(Extracted data entries)
[Begin]

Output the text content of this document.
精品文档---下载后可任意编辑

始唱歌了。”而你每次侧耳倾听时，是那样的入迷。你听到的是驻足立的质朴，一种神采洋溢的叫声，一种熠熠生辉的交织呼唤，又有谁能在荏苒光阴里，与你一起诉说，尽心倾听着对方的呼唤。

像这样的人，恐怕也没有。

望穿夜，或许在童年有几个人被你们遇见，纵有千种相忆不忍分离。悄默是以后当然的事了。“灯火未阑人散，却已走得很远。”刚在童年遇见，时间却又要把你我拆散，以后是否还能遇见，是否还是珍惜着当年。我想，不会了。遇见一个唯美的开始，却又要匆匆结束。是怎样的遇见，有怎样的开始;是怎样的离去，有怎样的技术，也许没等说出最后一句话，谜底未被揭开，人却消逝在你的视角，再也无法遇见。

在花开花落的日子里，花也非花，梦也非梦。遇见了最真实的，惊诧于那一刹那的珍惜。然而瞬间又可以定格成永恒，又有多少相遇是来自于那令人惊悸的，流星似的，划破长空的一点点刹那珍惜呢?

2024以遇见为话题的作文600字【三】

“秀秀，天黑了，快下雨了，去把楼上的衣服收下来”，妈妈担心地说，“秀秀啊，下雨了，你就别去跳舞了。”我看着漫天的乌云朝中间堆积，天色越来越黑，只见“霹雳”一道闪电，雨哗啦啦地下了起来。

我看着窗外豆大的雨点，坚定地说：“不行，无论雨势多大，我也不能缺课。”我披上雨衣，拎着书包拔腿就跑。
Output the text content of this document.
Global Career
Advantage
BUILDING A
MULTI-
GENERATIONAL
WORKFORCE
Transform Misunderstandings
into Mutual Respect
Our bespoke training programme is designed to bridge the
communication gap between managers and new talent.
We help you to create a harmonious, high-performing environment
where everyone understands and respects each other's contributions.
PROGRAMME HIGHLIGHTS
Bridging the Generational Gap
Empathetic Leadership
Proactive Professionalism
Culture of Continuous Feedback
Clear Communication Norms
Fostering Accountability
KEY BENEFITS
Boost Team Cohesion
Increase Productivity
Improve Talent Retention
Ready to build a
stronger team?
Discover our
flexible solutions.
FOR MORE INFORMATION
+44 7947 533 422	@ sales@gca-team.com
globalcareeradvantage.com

[End]

WHAT IS REQUIRED —
Reproduce the data in its entirety, matching each character.

RESULT FOR THIS TASK —
Output the text content of this document.
精品文档---下载后可任意编辑

始唱歌了。”而你每次侧耳倾听时，是那样的入迷。你听到的是驻足立的质朴，一种神采洋溢的叫声，一种熠熠生辉的交织呼唤，又有谁能在荏苒光阴里，与你一起诉说，尽心倾听着对方的呼唤。

像这样的人，恐怕也没有。

望穿夜，或许在童年有几个人被你们遇见，纵有千种相忆不忍分离。悄默是以后当然的事了。“灯火未阑人散，却已走得很远。”刚在童年遇见，时间却又要把你我拆散，以后是否还能遇见，是否还是珍惜着当年。我想，不会了。遇见一个唯美的开始，却又要匆匆结束。是怎样的遇见，有怎样的开始;是怎样的离去，有怎样的技术，也许没等说出最后一句话，谜底未被揭开，人却消逝在你的视角，再也无法遇见。

在花开花落的日子里，花也非花，梦也非梦。遇见了最真实的，惊诧于那一刹那的珍惜。然而瞬间又可以定格成永恒，又有多少相遇是来自于那令人惊悸的，流星似的，划破长空的一点点刹那珍惜呢?

2024以遇见为话题的作文600字【三】

“秀秀，天黑了，快下雨了，去把楼上的衣服收下来”，妈妈担心地说，“秀秀啊，下雨了，你就别去跳舞了。”我看着漫天的乌云朝中间堆积，天色越来越黑，只见“霹雳”一道闪电，雨哗啦啦地下了起来。

我看着窗外豆大的雨点，坚定地说：“不行，无论雨势多大，我也不能缺课。”我披上雨衣，拎着书包拔腿就跑。
Output the text content of this document.
Global Career
Advantage
BUILDING A
MULTI-
GENERATIONAL
WORKFORCE
Transform Misunderstandings
into Mutual Respect
Our bespoke training programme is designed to bridge the
communication gap between managers and new talent.
We help you to create a harmonious, high-performing environment
where everyone understands and respects each other's contributions.
PROGRAMME HIGHLIGHTS
Bridging the Generational Gap
Empathetic Leadership
Proactive Professionalism
Culture of Continuous Feedback
Clear Communication Norms
Fostering Accountability
KEY BENEFITS
Boost Team Cohesion
Increase Productivity
Improve Talent Retention
Ready to build a
stronger team?
Discover our
flexible solutions.
FOR MORE INFORMATION
+44 7947 533 422	@ sales@gca-team.com
globalcareeradvantage.com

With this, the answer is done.